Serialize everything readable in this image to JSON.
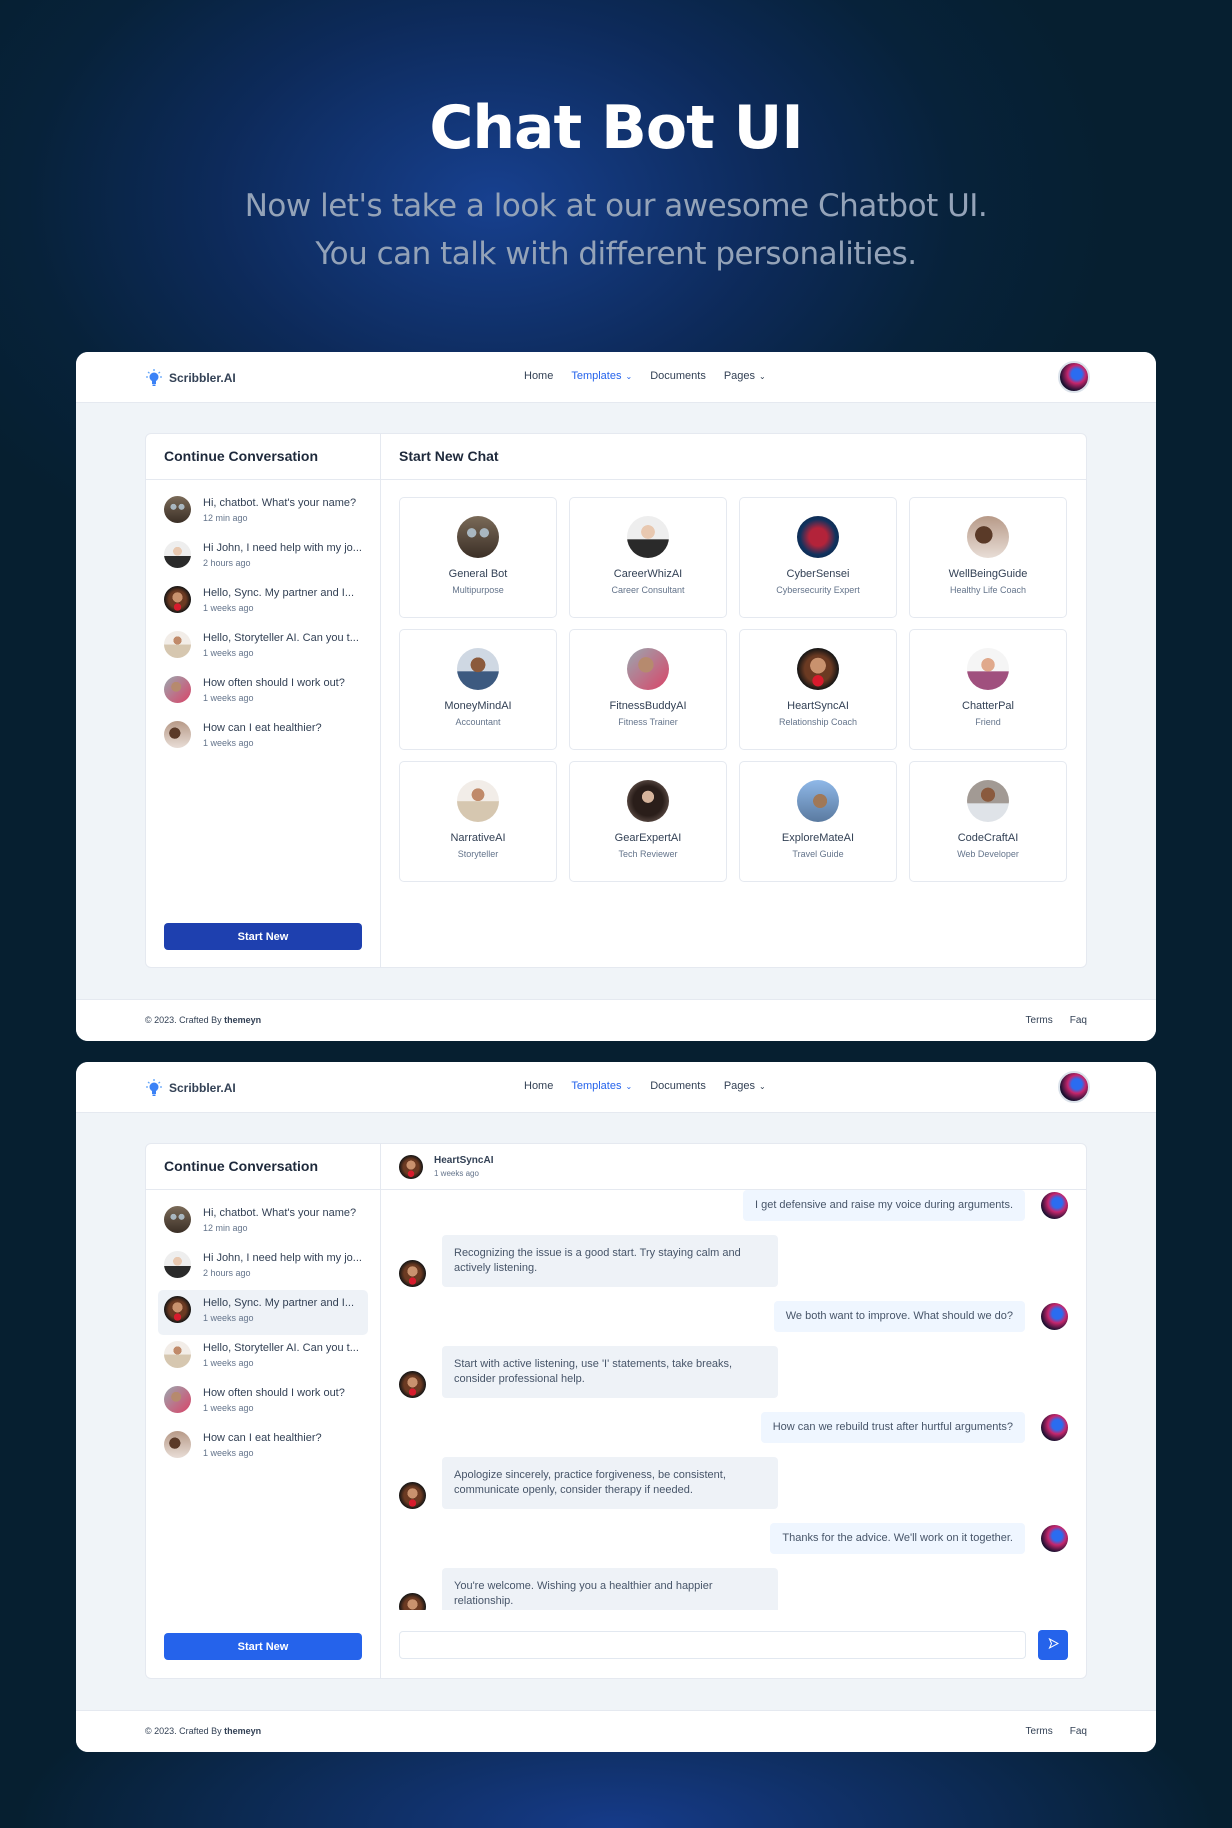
{
  "hero": {
    "title": "Chat Bot UI",
    "subtitle_line1": "Now let's take a look at our awesome Chatbot UI.",
    "subtitle_line2": "You can talk with different personalities."
  },
  "app": {
    "logo_text": "Scribbler.AI",
    "nav": [
      {
        "label": "Home",
        "active": false
      },
      {
        "label": "Templates",
        "active": true,
        "dropdown": true
      },
      {
        "label": "Documents",
        "active": false
      },
      {
        "label": "Pages",
        "active": false,
        "dropdown": true
      }
    ],
    "accent": "#2563eb",
    "footer": {
      "copyright": "© 2023. Crafted By ",
      "author": "themeyn",
      "links": [
        "Terms",
        "Faq"
      ]
    }
  },
  "conversations": {
    "title": "Continue Conversation",
    "items": [
      {
        "message": "Hi, chatbot. What's your name?",
        "time": "12 min ago",
        "avatar": "robot-avatar"
      },
      {
        "message": "Hi John, I need help with my jo...",
        "time": "2 hours ago",
        "avatar": "career-avatar"
      },
      {
        "message": "Hello, Sync. My partner and I...",
        "time": "1 weeks ago",
        "avatar": "heart-avatar"
      },
      {
        "message": "Hello, Storyteller AI. Can you t...",
        "time": "1 weeks ago",
        "avatar": "narrative-avatar"
      },
      {
        "message": "How often should I work out?",
        "time": "1 weeks ago",
        "avatar": "fitness-avatar"
      },
      {
        "message": "How can I eat healthier?",
        "time": "1 weeks ago",
        "avatar": "wellbeing-avatar"
      }
    ],
    "start_new_label": "Start New"
  },
  "new_chat": {
    "title": "Start New Chat",
    "bots": [
      {
        "name": "General Bot",
        "role": "Multipurpose"
      },
      {
        "name": "CareerWhizAI",
        "role": "Career Consultant"
      },
      {
        "name": "CyberSensei",
        "role": "Cybersecurity Expert"
      },
      {
        "name": "WellBeingGuide",
        "role": "Healthy Life Coach"
      },
      {
        "name": "MoneyMindAI",
        "role": "Accountant"
      },
      {
        "name": "FitnessBuddyAI",
        "role": "Fitness Trainer"
      },
      {
        "name": "HeartSyncAI",
        "role": "Relationship Coach"
      },
      {
        "name": "ChatterPal",
        "role": "Friend"
      },
      {
        "name": "NarrativeAI",
        "role": "Storyteller"
      },
      {
        "name": "GearExpertAI",
        "role": "Tech Reviewer"
      },
      {
        "name": "ExploreMateAI",
        "role": "Travel Guide"
      },
      {
        "name": "CodeCraftAI",
        "role": "Web Developer"
      }
    ]
  },
  "chat": {
    "bot_name": "HeartSyncAI",
    "bot_time": "1 weeks ago",
    "selected_conversation_index": 2,
    "messages": [
      {
        "from": "user",
        "text": "I get defensive and raise my voice during arguments."
      },
      {
        "from": "bot",
        "text": "Recognizing the issue is a good start. Try staying calm and actively listening."
      },
      {
        "from": "user",
        "text": "We both want to improve. What should we do?"
      },
      {
        "from": "bot",
        "text": "Start with active listening, use 'I' statements, take breaks, consider professional help."
      },
      {
        "from": "user",
        "text": "How can we rebuild trust after hurtful arguments?"
      },
      {
        "from": "bot",
        "text": "Apologize sincerely, practice forgiveness, be consistent, communicate openly, consider therapy if needed."
      },
      {
        "from": "user",
        "text": "Thanks for the advice. We'll work on it together."
      },
      {
        "from": "bot",
        "text": "You're welcome. Wishing you a healthier and happier relationship."
      }
    ],
    "input_value": "",
    "input_placeholder": "",
    "send_icon": "send-icon"
  }
}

▶ Task directions
Leave out every line without the string "arguments" and copy the rest.

▶ Answer to this exercise
        "text": "I get defensive and raise my voice during arguments."
        "text": "How can we rebuild trust after hurtful arguments?"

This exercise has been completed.